WORK INSTRUCTIONS — Nothing in the data should change when you return it, but leave the pictures out.
* BEGIN SUPPLIED DATA *
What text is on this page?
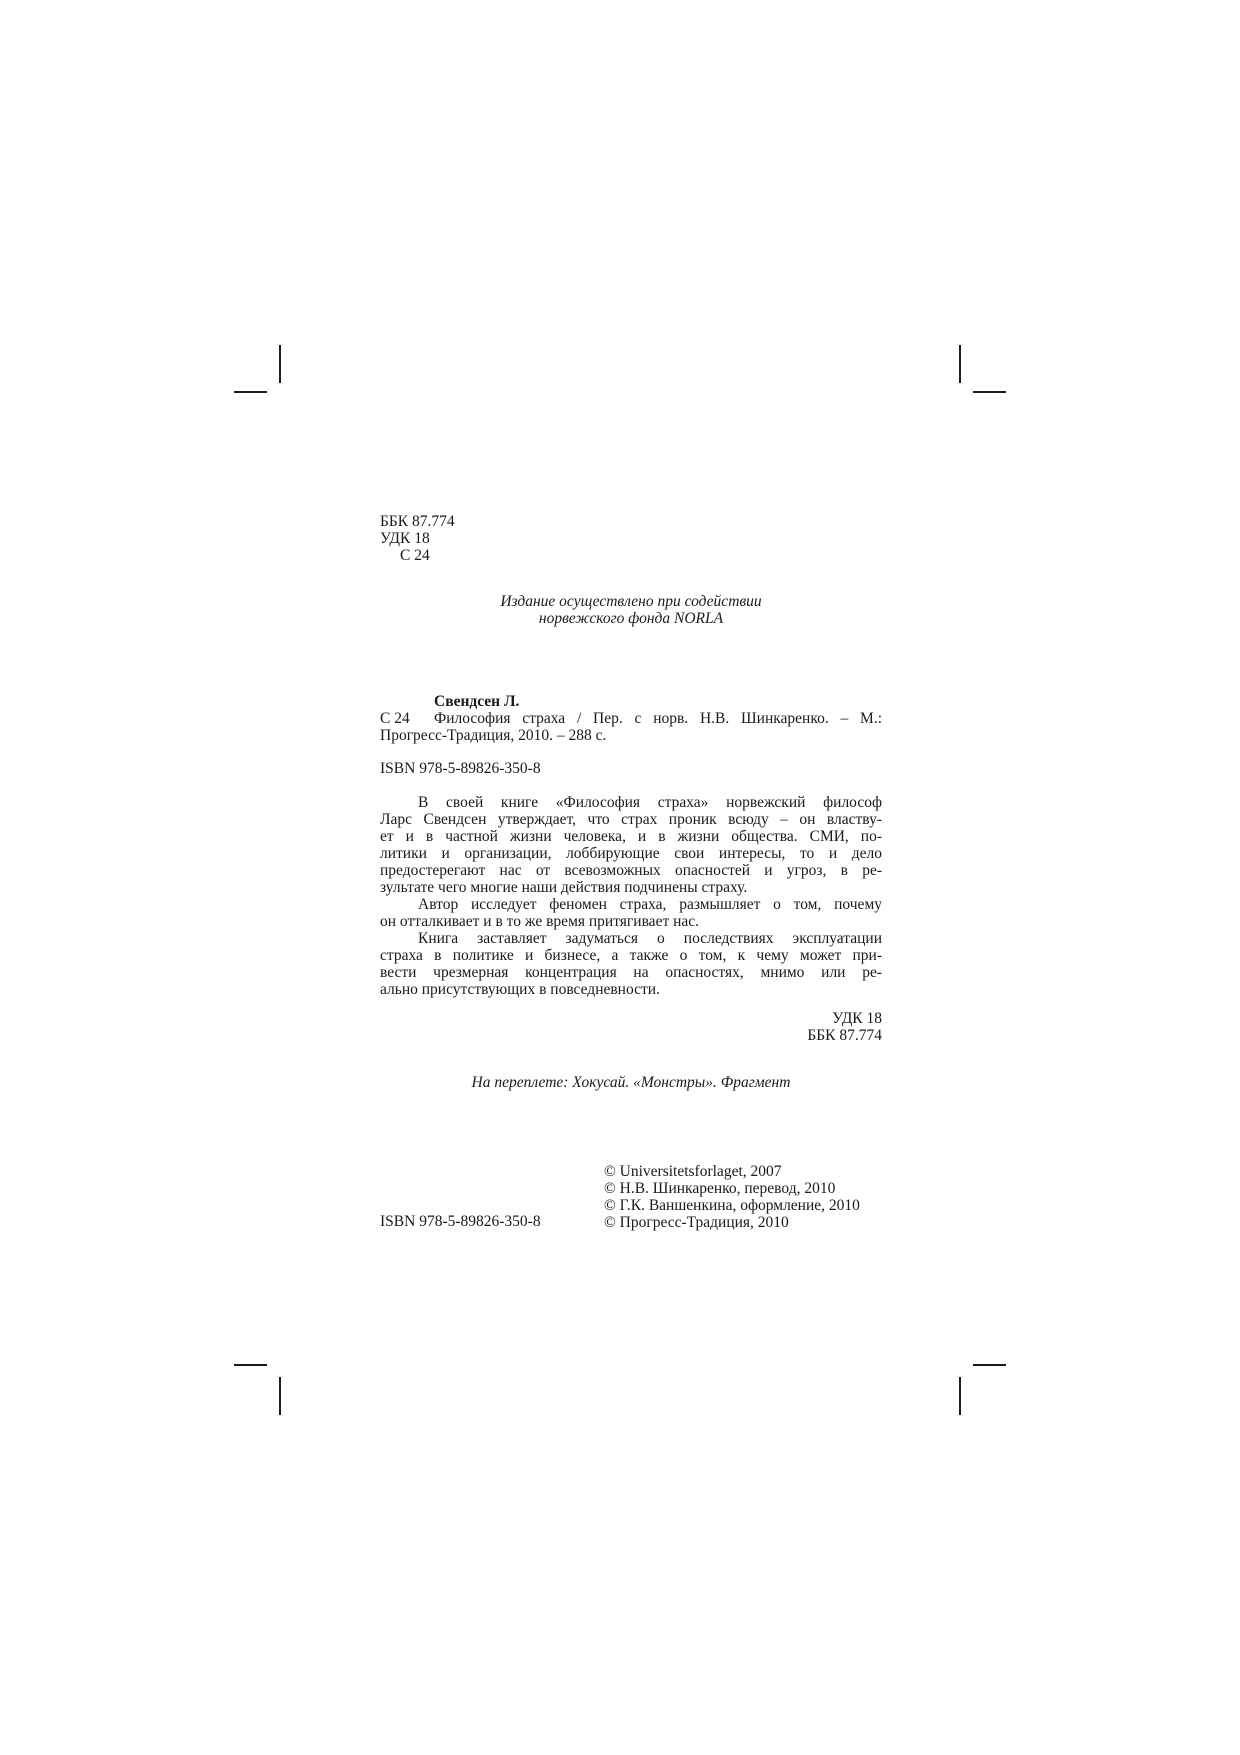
ББК 87.774
УДК 18
С 24
Издание осуществлено при содействии
норвежского фонда NORLA
Свендсен Л.
С 24	Философия страха / Пер. с норв. Н.В. Шинкаренко. – М.:
Прогресс-Традиция, 2010. – 288 с.
ISBN 978-5-89826-350-8
В своей книге «Философия страха» норвежский философ
Ларс Свендсен утверждает, что страх проник всюду – он властву-
ет и в частной жизни человека, и в жизни общества. СМИ, по-
литики и организации, лоббирующие свои интересы, то и дело
предостерегают нас от всевозможных опасностей и угроз, в ре-
зультате чего многие наши действия подчинены страху.
Автор исследует феномен страха, размышляет о том, почему
он отталкивает и в то же время притягивает нас.
Книга заставляет задуматься о последствиях эксплуатации
страха в политике и бизнесе, а также о том, к чему может при-
вести чрезмерная концентрация на опасностях, мнимо или ре-
ально присутствующих в повседневности.
УДК 18
ББК 87.774
На переплете: Хокусай. «Монстры». Фрагмент
© Universitetsforlaget, 2007
© Н.В. Шинкаренко, перевод, 2010
© Г.К. Ваншенкина, оформление, 2010
© Прогресс-Традиция, 2010
ISBN 978-5-89826-350-8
* END SUPPLIED DATA *
EXPECTED ANSWER —
What text is on this page?
ББК 87.774
УДК 18
С 24
Издание осуществлено при содействии
норвежского фонда NORLA
Свендсен Л.
С 24	Философия страха / Пер. с норв. Н.В. Шинкаренко. – М.:
Прогресс-Традиция, 2010. – 288 с.
ISBN 978-5-89826-350-8
В своей книге «Философия страха» норвежский философ
Ларс Свендсен утверждает, что страх проник всюду – он властву-
ет и в частной жизни человека, и в жизни общества. СМИ, по-
литики и организации, лоббирующие свои интересы, то и дело
предостерегают нас от всевозможных опасностей и угроз, в ре-
зультате чего многие наши действия подчинены страху.
Автор исследует феномен страха, размышляет о том, почему
он отталкивает и в то же время притягивает нас.
Книга заставляет задуматься о последствиях эксплуатации
страха в политике и бизнесе, а также о том, к чему может при-
вести чрезмерная концентрация на опасностях, мнимо или ре-
ально присутствующих в повседневности.
УДК 18
ББК 87.774
На переплете: Хокусай. «Монстры». Фрагмент
© Universitetsforlaget, 2007
© Н.В. Шинкаренко, перевод, 2010
© Г.К. Ваншенкина, оформление, 2010
© Прогресс-Традиция, 2010
ISBN 978-5-89826-350-8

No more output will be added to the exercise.